### What the task asks:
Below are some records. Copy every line in them that holds "inflation".

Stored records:
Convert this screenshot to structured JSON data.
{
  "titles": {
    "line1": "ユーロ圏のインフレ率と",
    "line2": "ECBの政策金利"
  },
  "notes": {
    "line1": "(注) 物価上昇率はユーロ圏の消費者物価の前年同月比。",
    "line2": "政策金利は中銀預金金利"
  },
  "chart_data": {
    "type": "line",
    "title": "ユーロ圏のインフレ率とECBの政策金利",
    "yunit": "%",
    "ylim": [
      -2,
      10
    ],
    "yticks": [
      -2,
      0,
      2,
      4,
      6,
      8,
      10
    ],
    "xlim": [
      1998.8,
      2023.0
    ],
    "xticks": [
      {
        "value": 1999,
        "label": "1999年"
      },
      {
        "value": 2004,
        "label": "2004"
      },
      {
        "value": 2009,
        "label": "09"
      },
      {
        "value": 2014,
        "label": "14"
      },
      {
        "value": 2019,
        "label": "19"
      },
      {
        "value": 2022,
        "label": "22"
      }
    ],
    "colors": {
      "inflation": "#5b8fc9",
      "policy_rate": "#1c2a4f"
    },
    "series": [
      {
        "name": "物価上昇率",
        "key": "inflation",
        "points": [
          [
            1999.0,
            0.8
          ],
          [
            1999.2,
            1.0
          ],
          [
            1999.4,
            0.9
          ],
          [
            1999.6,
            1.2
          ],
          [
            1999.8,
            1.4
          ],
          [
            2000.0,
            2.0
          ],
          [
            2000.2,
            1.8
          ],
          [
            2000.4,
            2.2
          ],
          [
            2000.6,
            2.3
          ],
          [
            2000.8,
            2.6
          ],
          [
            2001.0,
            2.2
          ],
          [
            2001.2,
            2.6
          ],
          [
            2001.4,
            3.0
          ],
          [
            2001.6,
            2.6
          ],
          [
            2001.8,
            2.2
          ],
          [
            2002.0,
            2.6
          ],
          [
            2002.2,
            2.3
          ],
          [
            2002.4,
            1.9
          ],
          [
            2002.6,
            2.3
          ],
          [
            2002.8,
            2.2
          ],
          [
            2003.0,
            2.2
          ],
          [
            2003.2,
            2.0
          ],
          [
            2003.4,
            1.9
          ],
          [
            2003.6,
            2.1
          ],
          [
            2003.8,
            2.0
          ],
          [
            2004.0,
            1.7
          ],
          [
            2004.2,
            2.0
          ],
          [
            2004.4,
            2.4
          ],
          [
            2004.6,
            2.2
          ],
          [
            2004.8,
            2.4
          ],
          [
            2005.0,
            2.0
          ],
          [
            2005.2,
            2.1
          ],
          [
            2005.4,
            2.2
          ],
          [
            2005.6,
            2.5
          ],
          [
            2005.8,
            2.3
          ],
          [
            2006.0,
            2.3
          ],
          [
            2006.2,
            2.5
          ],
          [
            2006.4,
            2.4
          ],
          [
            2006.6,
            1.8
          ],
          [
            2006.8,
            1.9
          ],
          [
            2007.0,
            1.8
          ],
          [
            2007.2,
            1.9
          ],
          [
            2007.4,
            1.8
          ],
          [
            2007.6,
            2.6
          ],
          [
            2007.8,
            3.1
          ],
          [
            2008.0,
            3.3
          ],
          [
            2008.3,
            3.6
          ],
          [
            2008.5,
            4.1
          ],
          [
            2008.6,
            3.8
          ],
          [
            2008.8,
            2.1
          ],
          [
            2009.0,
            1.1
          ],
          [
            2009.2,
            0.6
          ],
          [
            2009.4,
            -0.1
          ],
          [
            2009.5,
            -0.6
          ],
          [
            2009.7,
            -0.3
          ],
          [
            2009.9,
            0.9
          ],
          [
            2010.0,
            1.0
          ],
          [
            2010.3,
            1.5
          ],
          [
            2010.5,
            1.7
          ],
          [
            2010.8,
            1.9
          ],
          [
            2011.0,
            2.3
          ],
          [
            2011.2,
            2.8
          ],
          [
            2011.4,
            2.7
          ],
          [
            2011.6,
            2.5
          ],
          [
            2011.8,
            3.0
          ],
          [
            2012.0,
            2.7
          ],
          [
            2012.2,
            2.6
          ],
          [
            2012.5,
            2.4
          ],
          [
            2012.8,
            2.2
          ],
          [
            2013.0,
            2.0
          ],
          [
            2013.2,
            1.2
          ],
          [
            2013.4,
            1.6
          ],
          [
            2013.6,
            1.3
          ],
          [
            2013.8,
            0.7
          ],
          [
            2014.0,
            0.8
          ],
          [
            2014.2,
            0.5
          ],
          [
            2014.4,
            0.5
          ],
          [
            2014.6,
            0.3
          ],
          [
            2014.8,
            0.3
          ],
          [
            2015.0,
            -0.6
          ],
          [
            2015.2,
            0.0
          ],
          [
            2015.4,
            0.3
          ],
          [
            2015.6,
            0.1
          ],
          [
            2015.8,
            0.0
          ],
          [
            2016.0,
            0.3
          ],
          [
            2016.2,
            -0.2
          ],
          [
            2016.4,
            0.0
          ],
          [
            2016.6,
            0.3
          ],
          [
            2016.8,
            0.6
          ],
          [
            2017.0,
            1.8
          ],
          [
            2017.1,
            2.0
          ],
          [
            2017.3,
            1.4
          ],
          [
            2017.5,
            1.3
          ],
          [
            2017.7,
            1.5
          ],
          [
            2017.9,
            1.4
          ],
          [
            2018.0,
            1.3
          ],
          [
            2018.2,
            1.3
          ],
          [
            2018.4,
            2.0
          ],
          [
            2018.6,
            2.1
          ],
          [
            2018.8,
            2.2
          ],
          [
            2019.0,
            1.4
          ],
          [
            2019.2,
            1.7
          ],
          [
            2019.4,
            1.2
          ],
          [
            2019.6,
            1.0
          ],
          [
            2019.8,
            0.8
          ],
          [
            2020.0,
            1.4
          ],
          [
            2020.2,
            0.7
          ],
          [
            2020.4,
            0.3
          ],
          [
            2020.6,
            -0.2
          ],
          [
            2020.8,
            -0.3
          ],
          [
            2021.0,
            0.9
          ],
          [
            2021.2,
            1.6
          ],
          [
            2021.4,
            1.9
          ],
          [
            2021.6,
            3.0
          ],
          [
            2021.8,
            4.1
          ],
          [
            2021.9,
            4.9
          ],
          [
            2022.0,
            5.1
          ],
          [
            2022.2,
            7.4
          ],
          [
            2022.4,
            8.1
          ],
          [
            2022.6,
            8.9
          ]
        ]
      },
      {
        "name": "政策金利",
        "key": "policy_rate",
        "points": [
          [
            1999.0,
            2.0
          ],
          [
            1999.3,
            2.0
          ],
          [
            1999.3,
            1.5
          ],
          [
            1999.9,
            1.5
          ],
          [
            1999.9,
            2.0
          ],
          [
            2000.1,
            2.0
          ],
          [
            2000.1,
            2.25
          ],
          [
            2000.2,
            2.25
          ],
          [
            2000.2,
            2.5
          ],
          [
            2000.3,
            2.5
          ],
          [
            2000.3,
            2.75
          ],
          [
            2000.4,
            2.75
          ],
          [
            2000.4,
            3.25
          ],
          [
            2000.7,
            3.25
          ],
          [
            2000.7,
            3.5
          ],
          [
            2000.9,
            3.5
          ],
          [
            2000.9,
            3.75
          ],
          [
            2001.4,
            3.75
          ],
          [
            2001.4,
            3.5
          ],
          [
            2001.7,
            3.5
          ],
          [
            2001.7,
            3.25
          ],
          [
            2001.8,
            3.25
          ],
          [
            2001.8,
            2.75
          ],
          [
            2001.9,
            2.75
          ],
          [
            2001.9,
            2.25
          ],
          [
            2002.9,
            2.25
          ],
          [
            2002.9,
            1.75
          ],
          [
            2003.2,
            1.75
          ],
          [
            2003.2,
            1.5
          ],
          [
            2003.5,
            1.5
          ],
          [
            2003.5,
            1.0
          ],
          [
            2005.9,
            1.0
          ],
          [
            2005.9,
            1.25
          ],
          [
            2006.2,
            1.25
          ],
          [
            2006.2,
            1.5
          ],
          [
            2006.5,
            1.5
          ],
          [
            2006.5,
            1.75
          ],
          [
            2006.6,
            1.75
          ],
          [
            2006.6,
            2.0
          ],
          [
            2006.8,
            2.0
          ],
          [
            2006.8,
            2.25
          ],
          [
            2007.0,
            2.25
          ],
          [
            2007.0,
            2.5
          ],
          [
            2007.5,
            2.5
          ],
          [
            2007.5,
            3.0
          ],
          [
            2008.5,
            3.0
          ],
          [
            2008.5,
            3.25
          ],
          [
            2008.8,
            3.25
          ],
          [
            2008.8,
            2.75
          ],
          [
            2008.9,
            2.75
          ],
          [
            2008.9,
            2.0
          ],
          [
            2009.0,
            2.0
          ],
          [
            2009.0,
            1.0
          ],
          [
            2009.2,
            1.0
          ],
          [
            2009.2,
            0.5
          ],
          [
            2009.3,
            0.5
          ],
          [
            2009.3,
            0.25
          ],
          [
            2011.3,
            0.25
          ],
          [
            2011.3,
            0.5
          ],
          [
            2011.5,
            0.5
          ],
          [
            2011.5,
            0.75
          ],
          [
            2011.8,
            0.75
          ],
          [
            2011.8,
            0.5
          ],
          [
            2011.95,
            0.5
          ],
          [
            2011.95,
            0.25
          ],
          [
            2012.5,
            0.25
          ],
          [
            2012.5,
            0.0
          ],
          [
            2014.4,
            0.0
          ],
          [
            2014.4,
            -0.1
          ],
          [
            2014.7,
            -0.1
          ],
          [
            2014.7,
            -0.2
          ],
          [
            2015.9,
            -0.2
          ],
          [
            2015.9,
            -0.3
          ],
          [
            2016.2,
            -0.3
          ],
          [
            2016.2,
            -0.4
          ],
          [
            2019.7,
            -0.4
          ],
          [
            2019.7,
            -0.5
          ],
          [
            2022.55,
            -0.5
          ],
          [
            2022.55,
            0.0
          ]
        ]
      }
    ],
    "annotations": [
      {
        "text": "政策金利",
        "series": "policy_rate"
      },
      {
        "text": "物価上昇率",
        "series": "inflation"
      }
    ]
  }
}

### Task output:
      "inflation": "#5b8fc9",
        "key": "inflation",
        "series": "inflation"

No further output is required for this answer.